◆ Instructions for the task ◆
The records below are made of lines; count those holding the word "source" and give the number only.

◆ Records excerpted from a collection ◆
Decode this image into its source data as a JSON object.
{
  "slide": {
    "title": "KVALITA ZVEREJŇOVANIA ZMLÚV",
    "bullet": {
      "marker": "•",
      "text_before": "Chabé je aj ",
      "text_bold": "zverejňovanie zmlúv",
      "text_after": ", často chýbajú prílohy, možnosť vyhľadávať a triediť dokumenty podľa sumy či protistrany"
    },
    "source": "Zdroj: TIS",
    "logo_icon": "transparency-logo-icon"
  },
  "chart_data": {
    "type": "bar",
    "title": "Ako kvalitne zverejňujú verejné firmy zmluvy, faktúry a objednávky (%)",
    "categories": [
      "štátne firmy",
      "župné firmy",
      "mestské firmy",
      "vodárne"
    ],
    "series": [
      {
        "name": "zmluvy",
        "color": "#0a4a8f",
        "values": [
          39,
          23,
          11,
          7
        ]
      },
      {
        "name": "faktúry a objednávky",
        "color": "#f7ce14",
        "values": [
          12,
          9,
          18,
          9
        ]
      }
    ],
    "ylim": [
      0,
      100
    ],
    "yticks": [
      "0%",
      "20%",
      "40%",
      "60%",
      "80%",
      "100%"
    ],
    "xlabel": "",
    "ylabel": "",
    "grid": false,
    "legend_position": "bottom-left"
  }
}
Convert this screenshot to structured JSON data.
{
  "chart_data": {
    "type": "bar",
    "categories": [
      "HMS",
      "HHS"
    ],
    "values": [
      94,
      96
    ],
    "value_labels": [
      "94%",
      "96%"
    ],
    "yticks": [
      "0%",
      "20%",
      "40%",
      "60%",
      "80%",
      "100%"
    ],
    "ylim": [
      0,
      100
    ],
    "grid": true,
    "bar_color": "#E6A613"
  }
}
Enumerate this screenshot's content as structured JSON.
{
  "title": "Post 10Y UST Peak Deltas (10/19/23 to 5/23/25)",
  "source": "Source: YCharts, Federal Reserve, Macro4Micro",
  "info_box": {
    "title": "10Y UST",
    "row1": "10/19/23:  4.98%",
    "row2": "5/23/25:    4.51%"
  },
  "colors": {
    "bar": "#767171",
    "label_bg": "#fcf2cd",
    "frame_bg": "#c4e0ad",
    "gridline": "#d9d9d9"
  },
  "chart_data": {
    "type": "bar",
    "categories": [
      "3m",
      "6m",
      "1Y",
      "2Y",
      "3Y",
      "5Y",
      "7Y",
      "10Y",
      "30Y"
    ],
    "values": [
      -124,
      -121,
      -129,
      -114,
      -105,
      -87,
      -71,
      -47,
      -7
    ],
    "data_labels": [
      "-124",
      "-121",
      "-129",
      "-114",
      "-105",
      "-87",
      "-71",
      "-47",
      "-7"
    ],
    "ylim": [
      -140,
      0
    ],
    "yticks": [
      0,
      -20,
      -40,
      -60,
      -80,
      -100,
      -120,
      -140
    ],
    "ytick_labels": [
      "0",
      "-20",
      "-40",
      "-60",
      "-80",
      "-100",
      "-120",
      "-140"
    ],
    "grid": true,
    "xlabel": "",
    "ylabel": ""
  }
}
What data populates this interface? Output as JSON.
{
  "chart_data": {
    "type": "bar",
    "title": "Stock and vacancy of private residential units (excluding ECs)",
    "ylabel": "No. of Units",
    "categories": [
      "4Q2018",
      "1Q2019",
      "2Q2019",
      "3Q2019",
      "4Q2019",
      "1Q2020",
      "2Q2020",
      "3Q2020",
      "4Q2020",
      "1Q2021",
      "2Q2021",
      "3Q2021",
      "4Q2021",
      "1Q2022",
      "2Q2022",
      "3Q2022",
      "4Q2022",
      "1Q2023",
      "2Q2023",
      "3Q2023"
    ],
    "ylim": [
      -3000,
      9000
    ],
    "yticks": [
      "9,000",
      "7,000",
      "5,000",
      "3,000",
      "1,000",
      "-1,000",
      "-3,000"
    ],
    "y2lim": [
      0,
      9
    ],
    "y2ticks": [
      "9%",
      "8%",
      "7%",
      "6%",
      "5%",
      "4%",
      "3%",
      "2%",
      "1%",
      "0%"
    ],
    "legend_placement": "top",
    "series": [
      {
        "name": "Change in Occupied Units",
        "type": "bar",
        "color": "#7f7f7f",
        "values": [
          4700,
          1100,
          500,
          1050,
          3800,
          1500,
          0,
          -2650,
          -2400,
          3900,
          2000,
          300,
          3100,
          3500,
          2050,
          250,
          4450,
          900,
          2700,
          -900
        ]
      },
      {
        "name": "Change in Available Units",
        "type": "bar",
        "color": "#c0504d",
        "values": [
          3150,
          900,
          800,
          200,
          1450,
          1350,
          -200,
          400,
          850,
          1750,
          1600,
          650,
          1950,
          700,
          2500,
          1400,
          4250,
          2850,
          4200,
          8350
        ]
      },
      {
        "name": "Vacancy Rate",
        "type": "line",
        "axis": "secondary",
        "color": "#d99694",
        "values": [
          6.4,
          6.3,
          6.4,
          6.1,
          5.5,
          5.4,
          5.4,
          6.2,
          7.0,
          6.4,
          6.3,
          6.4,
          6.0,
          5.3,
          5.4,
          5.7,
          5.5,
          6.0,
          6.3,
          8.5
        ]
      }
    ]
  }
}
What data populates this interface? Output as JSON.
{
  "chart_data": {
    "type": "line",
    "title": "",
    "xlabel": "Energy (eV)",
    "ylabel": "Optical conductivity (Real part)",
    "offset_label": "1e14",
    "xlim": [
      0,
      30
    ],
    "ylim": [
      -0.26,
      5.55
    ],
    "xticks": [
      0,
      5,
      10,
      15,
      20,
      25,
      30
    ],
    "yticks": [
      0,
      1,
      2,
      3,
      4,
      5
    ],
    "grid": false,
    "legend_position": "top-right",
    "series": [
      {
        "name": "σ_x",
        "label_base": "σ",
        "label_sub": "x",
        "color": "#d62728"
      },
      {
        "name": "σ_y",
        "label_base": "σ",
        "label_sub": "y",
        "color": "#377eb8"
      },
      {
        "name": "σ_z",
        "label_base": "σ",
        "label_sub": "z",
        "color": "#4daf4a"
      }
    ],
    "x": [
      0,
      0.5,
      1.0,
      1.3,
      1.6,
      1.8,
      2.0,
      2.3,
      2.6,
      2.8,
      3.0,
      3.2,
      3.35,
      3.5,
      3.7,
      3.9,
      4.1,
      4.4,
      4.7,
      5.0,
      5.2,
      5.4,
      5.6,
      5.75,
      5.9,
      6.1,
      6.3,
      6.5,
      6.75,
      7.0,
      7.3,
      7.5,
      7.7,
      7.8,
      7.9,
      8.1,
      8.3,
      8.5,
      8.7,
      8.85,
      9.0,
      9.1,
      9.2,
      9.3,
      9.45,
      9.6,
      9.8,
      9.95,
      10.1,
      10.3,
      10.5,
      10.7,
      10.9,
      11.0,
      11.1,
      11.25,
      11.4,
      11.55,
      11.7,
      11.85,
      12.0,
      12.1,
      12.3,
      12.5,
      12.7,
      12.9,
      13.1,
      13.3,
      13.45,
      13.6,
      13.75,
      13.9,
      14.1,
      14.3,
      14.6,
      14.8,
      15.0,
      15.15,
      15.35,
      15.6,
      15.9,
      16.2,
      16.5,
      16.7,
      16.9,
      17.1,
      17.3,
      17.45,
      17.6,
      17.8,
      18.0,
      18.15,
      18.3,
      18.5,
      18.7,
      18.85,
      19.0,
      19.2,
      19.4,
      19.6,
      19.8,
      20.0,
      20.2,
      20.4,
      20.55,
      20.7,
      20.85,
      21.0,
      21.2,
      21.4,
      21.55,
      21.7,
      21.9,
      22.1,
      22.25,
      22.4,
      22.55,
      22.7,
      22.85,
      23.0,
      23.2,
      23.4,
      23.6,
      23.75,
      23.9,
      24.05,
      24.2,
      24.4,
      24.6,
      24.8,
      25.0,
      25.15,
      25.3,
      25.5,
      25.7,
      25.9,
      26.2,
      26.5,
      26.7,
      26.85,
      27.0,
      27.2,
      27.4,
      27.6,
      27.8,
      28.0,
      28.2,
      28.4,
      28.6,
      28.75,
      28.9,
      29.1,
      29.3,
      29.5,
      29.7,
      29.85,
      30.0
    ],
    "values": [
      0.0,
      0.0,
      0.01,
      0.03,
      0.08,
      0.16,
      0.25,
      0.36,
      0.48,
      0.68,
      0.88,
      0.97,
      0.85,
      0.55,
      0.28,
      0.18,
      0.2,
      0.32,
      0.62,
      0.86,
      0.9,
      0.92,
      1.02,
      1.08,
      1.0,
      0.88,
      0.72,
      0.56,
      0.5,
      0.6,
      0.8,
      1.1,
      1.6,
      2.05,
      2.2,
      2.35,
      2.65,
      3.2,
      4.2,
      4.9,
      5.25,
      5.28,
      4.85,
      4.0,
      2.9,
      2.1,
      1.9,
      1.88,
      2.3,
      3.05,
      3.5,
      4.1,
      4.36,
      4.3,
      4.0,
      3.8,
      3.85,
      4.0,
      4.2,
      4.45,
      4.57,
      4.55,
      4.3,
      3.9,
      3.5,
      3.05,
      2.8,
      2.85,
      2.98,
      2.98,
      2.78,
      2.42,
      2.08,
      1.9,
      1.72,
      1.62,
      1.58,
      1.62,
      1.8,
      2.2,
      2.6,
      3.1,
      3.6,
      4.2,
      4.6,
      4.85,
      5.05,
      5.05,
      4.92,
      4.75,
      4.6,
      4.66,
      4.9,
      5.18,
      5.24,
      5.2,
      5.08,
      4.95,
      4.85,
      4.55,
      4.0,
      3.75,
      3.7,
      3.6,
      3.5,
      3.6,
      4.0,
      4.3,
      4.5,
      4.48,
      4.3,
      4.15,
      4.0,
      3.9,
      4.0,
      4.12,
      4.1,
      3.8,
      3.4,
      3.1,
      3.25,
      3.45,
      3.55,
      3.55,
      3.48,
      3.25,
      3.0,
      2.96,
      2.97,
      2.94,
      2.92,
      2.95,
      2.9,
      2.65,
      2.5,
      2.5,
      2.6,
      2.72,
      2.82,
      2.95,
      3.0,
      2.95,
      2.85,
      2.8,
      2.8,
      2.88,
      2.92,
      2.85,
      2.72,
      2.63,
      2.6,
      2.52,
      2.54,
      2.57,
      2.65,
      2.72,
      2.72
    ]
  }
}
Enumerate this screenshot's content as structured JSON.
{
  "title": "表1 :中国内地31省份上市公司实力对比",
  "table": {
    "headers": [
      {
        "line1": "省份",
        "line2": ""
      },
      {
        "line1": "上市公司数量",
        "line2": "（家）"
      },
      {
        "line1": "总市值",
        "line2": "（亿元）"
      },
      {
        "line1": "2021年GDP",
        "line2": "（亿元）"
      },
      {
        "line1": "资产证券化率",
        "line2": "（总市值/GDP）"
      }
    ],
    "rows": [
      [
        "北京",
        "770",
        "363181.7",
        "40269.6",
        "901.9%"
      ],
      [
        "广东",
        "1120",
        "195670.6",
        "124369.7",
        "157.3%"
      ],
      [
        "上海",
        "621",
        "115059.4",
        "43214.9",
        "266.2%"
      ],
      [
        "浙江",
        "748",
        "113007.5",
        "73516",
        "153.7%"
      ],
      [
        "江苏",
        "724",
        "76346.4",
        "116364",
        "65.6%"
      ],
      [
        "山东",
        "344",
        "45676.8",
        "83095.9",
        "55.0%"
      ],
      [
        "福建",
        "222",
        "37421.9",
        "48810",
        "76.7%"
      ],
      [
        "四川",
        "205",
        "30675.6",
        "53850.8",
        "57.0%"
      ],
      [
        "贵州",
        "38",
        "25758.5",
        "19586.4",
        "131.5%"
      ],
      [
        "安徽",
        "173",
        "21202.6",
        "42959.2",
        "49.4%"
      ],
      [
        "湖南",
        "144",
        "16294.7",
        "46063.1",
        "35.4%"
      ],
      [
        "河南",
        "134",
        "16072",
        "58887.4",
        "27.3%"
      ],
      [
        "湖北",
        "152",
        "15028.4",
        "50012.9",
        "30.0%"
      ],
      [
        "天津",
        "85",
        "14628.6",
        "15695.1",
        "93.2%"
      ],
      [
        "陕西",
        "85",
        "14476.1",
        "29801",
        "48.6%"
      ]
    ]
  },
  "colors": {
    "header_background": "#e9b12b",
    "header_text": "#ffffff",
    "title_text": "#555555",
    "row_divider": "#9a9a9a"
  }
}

◆ Task answer ◆
3